→ **TASK DETAILS**
Wherever a line below holds the word "luogo", copy that line.

→ **EXERCISE MATERIAL**
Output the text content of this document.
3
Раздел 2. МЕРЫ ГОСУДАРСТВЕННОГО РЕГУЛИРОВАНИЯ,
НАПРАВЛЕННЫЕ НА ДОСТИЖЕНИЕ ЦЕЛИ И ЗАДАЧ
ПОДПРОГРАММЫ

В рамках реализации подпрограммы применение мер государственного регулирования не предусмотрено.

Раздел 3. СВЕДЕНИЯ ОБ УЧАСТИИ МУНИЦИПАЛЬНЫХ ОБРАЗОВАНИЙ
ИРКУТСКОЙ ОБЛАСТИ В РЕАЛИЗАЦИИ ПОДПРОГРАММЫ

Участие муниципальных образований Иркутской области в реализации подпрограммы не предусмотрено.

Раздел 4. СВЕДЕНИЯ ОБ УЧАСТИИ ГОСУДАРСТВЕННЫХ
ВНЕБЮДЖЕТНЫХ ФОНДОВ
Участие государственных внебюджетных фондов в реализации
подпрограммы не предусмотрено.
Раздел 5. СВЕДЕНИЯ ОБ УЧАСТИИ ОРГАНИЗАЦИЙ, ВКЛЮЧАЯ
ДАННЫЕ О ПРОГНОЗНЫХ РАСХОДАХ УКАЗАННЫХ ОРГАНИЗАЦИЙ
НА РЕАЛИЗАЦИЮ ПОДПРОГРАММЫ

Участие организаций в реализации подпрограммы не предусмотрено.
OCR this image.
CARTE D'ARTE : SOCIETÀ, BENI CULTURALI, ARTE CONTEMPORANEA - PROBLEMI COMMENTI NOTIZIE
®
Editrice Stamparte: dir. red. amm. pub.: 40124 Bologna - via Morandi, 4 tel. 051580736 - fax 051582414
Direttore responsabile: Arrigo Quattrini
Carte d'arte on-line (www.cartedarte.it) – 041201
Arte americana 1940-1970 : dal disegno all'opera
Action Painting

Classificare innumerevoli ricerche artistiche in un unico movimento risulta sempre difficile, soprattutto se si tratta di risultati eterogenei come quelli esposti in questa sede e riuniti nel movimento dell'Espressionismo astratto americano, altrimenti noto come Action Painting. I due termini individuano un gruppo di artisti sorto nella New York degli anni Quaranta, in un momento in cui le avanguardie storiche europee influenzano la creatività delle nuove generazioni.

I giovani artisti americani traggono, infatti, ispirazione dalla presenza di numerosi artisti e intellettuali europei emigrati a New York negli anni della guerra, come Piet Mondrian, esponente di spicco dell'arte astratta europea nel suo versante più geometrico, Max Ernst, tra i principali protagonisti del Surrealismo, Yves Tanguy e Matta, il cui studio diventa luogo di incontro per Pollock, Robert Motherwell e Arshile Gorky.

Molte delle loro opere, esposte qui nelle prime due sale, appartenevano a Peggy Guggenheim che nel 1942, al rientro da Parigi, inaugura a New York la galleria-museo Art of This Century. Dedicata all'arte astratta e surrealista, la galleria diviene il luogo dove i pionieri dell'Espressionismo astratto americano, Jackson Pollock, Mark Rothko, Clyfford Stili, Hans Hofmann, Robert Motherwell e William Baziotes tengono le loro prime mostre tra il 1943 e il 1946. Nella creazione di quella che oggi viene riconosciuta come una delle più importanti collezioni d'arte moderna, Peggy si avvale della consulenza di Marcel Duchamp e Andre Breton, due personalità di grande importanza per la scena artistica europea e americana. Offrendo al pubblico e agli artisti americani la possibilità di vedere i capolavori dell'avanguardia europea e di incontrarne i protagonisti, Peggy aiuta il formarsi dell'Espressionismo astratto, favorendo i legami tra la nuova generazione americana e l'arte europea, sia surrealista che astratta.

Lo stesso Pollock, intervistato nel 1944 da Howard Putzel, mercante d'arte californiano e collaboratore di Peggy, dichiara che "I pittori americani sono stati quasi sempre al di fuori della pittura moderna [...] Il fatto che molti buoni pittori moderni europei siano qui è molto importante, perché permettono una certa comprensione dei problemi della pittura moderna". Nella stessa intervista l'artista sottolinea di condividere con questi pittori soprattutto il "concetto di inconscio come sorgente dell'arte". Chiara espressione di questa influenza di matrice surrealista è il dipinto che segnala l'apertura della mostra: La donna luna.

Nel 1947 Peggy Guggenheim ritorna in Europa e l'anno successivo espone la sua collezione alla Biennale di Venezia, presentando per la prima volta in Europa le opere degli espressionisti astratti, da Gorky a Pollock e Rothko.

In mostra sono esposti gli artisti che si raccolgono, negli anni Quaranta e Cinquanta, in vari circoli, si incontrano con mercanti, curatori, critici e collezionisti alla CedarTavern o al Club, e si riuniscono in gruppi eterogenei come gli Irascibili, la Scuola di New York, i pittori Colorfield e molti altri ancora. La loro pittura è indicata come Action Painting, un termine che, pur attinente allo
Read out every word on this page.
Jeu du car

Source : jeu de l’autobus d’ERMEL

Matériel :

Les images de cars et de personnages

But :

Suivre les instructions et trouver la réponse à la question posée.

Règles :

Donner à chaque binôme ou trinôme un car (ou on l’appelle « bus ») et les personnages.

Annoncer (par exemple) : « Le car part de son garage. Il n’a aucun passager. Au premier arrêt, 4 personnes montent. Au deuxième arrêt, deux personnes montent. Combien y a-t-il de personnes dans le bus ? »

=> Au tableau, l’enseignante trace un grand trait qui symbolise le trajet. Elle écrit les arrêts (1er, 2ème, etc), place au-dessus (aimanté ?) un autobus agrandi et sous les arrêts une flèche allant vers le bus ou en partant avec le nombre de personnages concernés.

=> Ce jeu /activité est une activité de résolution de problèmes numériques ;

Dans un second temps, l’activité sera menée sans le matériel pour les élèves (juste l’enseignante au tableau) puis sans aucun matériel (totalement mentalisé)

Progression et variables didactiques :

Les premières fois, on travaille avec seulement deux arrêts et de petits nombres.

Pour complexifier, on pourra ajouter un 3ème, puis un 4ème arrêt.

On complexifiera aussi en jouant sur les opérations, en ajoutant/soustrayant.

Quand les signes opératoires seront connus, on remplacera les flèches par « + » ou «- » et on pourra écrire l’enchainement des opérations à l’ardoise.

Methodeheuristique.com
...
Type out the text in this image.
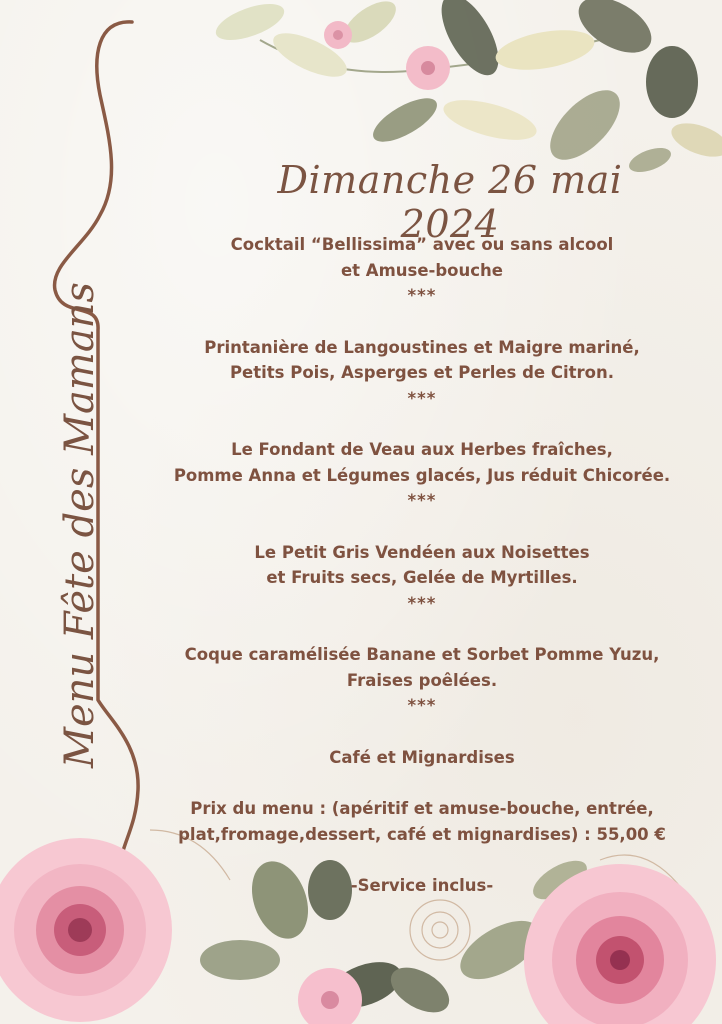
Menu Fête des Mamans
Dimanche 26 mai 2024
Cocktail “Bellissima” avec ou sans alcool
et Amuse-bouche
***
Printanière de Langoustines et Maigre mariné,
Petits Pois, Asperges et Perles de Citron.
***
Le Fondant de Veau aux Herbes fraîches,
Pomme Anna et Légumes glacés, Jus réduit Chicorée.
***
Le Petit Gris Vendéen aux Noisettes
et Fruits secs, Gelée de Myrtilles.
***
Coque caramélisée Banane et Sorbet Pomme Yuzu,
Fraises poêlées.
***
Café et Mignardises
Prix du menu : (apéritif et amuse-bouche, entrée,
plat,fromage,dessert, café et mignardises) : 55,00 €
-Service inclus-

→ **RESULT**
I giovani artisti americani traggono, infatti, ispirazione dalla presenza di numerosi artisti e intellettuali europei emigrati a New York negli anni della guerra, come Piet Mondrian, esponente di spicco dell'arte astratta europea nel suo versante più geometrico, Max Ernst, tra i principali protagonisti del Surrealismo, Yves Tanguy e Matta, il cui studio diventa luogo di incontro per Pollock, Robert Motherwell e Arshile Gorky.
Molte delle loro opere, esposte qui nelle prime due sale, appartenevano a Peggy Guggenheim che nel 1942, al rientro da Parigi, inaugura a New York la galleria-museo Art of This Century. Dedicata all'arte astratta e surrealista, la galleria diviene il luogo dove i pionieri dell'Espressionismo astratto americano, Jackson Pollock, Mark Rothko, Clyfford Stili, Hans Hofmann, Robert Motherwell e William Baziotes tengono le loro prime mostre tra il 1943 e il 1946. Nella creazione di quella che oggi viene riconosciuta come una delle più importanti collezioni d'arte moderna, Peggy si avvale della consulenza di Marcel Duchamp e Andre Breton, due personalità di grande importanza per la scena artistica europea e americana. Offrendo al pubblico e agli artisti americani la possibilità di vedere i capolavori dell'avanguardia europea e di incontrarne i protagonisti, Peggy aiuta il formarsi dell'Espressionismo astratto, favorendo i legami tra la nuova generazione americana e l'arte europea, sia surrealista che astratta.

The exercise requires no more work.